# START OF Material for the task

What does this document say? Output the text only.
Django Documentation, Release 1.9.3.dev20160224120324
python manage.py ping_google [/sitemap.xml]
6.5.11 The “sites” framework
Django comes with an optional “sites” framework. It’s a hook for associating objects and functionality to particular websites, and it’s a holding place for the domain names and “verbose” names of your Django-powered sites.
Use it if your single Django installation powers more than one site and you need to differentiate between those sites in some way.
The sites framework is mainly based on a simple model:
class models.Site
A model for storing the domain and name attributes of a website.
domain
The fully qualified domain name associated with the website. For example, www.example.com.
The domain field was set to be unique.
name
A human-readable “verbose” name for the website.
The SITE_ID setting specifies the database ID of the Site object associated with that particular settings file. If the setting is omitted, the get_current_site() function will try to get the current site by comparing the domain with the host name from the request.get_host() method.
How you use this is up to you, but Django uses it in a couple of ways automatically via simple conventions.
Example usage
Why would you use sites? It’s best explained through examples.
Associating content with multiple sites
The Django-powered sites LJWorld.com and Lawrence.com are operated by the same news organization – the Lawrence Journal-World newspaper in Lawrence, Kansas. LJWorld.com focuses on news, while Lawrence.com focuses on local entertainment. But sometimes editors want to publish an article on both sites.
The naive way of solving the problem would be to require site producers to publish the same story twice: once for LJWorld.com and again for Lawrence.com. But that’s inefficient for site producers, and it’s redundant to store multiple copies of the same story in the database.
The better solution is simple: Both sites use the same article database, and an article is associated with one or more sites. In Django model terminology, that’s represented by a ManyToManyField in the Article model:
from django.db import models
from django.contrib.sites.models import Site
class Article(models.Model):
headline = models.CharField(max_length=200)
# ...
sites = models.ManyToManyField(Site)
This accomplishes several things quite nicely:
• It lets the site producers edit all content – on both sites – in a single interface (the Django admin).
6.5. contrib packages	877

# END OF Material for the task
# START OF Material for the task

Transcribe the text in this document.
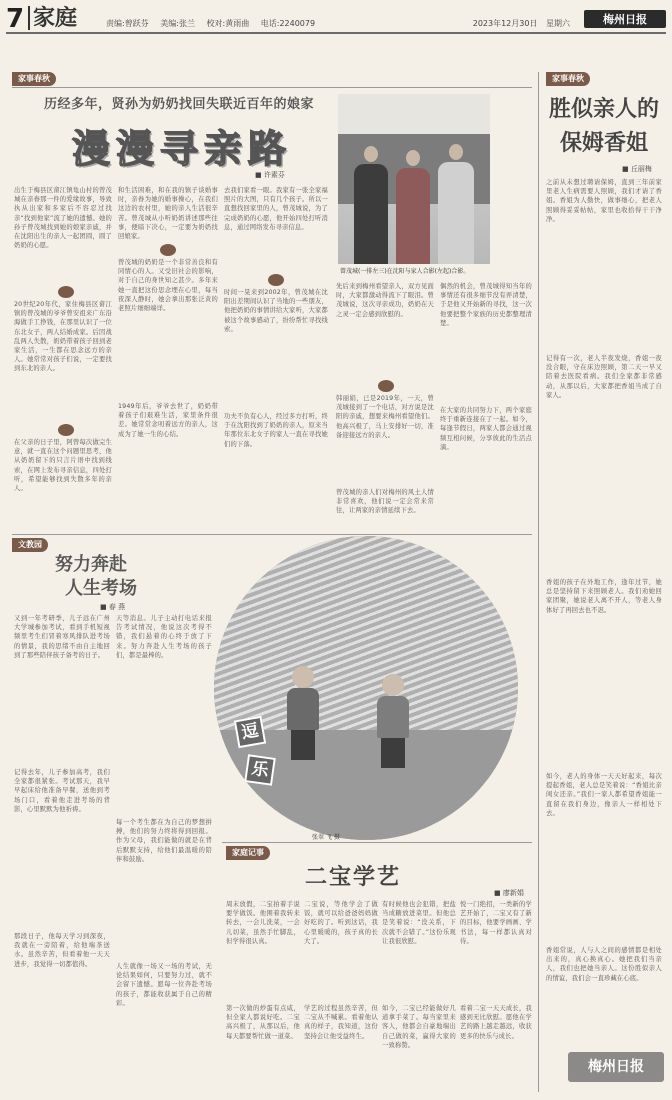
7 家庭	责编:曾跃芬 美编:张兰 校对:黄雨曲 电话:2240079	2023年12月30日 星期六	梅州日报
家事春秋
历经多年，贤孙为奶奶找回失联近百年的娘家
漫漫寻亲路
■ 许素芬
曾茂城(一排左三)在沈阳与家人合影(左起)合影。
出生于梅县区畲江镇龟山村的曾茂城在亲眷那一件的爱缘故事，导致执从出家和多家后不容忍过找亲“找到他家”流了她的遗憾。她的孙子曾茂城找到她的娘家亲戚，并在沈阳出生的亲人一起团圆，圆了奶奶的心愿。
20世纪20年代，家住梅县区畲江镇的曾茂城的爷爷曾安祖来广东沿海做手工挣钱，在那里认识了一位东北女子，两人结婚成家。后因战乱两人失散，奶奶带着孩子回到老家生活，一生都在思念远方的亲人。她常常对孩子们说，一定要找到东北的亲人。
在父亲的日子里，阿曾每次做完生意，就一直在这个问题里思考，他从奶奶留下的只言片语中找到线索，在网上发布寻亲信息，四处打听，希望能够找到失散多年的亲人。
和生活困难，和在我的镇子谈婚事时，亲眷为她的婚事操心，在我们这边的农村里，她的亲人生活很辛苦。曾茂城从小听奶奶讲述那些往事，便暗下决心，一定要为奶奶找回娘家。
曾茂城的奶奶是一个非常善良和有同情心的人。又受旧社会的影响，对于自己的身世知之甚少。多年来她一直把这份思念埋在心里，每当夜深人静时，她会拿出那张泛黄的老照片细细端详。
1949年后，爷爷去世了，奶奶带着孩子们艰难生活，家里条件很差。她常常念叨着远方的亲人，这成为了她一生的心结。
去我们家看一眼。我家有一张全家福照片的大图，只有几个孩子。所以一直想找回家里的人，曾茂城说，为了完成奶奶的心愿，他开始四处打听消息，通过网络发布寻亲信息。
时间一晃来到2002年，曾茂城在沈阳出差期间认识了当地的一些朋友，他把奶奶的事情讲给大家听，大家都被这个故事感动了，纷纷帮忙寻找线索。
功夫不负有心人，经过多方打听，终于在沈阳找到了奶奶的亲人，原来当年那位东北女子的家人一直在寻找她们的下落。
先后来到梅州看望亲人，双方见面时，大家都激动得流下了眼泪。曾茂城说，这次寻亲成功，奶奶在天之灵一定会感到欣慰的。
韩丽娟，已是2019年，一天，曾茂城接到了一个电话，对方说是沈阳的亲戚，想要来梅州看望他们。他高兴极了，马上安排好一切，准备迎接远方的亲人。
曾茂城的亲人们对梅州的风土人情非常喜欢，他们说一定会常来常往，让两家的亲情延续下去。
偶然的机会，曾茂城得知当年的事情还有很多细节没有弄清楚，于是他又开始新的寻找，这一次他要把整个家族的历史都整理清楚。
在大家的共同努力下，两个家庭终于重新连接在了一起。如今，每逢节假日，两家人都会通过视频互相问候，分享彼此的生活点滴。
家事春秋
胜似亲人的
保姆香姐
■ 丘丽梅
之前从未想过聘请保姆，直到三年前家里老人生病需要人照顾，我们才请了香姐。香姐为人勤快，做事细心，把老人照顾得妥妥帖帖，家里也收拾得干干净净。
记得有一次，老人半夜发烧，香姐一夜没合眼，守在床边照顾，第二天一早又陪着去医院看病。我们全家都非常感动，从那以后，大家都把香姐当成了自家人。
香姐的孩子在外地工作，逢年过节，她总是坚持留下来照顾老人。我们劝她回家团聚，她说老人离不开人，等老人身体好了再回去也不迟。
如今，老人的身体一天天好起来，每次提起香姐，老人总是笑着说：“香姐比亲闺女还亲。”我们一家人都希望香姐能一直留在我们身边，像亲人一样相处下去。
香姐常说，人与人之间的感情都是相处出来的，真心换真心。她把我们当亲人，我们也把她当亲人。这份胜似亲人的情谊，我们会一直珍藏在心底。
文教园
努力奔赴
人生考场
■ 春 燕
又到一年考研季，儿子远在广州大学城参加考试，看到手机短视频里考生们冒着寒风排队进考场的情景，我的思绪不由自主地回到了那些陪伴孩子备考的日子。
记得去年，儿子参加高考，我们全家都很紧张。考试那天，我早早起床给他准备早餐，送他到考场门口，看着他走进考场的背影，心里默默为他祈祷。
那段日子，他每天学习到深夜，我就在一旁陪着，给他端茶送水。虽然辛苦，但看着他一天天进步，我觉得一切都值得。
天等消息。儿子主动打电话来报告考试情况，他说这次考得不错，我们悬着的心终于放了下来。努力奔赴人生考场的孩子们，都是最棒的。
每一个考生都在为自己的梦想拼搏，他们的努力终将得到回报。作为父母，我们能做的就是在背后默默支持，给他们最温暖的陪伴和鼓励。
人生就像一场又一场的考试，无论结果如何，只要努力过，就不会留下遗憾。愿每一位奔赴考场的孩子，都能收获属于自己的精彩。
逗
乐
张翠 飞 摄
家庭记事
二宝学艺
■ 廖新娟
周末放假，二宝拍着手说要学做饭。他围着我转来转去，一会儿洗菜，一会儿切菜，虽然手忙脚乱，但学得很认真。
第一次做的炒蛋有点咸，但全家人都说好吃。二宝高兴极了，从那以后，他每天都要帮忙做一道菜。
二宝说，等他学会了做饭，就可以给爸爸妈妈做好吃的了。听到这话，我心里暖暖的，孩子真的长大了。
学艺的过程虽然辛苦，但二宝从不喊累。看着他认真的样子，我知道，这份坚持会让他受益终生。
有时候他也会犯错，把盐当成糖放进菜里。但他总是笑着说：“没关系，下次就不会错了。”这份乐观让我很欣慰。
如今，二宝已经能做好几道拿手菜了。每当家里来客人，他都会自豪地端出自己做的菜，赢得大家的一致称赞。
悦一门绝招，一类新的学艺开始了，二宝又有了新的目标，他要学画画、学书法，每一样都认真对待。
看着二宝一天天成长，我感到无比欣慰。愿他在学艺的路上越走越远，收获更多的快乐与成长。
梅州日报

# END OF Material for the task

* [Do this]
Report the number of lines in the listing above that include the word "verbose", and nothing else.

* [Full response]
2